Segment Start: Provided passage
The least operational overhead approach is to use managed Amazon Bedrock model evaluation workflows with datasets stored in Amazon S3, and then publish results into Amazon CloudWatch for dashboards. That is exactly what options B and C combine.
Step B correctly places standardized evaluation inputs in Amazon S3 and focuses on granting the evaluation workflow the right permissions to read those datasets. In practice, the key requirement is controlled access to the S3 objects used as evaluation datasets. Establishing IAM permissions and private access patterns (such as using VPC connectivity patterns where applicable to the organization’s networking posture) is aligned with enterprise requirements and avoids building custom storage or data distribution systems for evaluators.
Step C then operationalizes the evaluation lifecycle with minimal infrastructure: a scheduled AWS Lambda function starts evaluation jobs using the S3 dataset location, and a second Lambda function checks job status and pushes results and operational signals to CloudWatch. This meets the platform requirement to surface accuracy metrics in dashboards because CloudWatch metrics/logs can be visualized in dashboards and queried through CloudWatch Logs Insights. It also supports continuous, standardized comparisons across models without requiring developers to run ad-hoc experiments.
Segment End: Provided passage
**Work instructions**
Continue the explanation of the Amazon Bedrock model evaluation approach from where it stops, keeping its tone.
Segment Start: Data for review
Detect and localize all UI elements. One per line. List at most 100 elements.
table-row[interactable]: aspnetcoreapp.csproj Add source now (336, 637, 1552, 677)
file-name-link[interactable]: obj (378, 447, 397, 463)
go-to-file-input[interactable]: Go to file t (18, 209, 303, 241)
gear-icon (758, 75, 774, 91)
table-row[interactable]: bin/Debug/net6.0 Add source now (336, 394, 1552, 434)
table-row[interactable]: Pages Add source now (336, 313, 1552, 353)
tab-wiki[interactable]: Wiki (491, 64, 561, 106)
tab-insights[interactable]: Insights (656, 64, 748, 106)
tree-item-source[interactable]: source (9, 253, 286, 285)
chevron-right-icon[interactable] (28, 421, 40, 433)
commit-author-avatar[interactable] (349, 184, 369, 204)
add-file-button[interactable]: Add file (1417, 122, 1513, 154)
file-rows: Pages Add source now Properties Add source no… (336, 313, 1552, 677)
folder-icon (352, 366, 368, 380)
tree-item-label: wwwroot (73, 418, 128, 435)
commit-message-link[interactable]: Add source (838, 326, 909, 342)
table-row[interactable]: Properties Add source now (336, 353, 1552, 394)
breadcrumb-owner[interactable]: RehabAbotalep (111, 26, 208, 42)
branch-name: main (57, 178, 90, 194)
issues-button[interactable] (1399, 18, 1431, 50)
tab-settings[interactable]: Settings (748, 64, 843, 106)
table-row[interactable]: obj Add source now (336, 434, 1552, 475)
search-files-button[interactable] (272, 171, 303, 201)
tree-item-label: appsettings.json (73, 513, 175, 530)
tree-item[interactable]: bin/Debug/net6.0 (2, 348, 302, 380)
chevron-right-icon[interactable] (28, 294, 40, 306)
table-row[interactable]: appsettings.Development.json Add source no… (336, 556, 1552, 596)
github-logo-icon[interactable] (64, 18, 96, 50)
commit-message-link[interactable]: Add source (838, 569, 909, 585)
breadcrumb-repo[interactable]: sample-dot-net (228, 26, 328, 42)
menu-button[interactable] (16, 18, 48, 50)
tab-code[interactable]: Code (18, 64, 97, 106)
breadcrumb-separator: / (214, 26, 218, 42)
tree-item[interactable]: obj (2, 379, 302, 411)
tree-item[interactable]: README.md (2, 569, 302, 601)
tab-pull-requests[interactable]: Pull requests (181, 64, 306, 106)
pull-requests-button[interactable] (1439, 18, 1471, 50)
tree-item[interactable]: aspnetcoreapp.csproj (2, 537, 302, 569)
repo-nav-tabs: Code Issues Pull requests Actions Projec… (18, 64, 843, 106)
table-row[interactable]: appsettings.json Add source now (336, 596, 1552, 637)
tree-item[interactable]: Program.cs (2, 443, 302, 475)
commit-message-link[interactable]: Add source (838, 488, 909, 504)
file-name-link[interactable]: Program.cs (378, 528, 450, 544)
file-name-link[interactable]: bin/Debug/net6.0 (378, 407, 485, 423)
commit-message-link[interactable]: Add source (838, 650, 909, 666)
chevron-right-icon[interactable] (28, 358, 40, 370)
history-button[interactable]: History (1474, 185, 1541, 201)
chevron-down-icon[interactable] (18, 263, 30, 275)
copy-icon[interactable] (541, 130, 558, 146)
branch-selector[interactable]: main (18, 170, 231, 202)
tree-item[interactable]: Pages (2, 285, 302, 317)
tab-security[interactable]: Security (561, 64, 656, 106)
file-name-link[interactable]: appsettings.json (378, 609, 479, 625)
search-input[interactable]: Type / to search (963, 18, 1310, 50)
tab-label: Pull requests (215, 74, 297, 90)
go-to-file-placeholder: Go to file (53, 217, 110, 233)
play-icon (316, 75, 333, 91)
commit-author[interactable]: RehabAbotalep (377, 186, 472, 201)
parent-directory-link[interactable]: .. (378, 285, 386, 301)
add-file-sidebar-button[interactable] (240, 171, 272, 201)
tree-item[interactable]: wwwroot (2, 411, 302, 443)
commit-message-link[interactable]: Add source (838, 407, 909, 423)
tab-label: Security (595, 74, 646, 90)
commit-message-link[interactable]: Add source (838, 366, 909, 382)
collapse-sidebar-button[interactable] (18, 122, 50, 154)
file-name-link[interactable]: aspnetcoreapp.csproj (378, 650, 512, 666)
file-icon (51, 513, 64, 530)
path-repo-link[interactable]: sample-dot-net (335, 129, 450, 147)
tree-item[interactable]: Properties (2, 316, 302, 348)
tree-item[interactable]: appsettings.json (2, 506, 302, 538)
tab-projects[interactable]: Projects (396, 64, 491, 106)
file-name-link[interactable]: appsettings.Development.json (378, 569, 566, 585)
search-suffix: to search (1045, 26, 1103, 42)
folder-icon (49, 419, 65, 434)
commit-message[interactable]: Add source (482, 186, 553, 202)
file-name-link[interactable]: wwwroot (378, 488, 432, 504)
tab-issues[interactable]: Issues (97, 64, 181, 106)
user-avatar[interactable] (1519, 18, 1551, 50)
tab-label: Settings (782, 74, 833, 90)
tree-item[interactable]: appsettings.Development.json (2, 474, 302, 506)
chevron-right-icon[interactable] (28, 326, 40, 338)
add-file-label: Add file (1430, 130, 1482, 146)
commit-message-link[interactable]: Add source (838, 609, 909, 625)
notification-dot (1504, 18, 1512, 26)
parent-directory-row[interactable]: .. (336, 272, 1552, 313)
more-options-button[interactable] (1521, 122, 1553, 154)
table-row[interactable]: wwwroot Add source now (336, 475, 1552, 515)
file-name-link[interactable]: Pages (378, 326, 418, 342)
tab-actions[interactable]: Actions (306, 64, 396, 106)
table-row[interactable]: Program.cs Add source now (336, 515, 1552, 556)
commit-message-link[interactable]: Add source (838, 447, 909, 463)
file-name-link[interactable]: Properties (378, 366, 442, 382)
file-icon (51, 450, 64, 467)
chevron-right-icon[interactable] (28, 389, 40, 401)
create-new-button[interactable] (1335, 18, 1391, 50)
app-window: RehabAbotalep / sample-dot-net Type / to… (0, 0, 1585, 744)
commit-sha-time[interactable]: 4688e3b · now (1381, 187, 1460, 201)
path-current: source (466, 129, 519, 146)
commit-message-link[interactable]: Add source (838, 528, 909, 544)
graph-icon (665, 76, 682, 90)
Segment End: Data for review
**Output for this exercise**
The alternatives introduce more operational burden. D and E rely on Amazon SageMaker-based tooling, notebook jobs, and open source evaluation frameworks, which require more environment management, dependency control, scaling considerations, and maintenance over time. A includes CORS, which is primarily a browser-access concern and does not address how Bedrock-managed evaluation jobs securely access S3 in the typical service-to-service pattern.
Therefore, B + C achieves standardized model evaluation, automated scheduling, and dashboard-ready observability with the smallest operations footprint.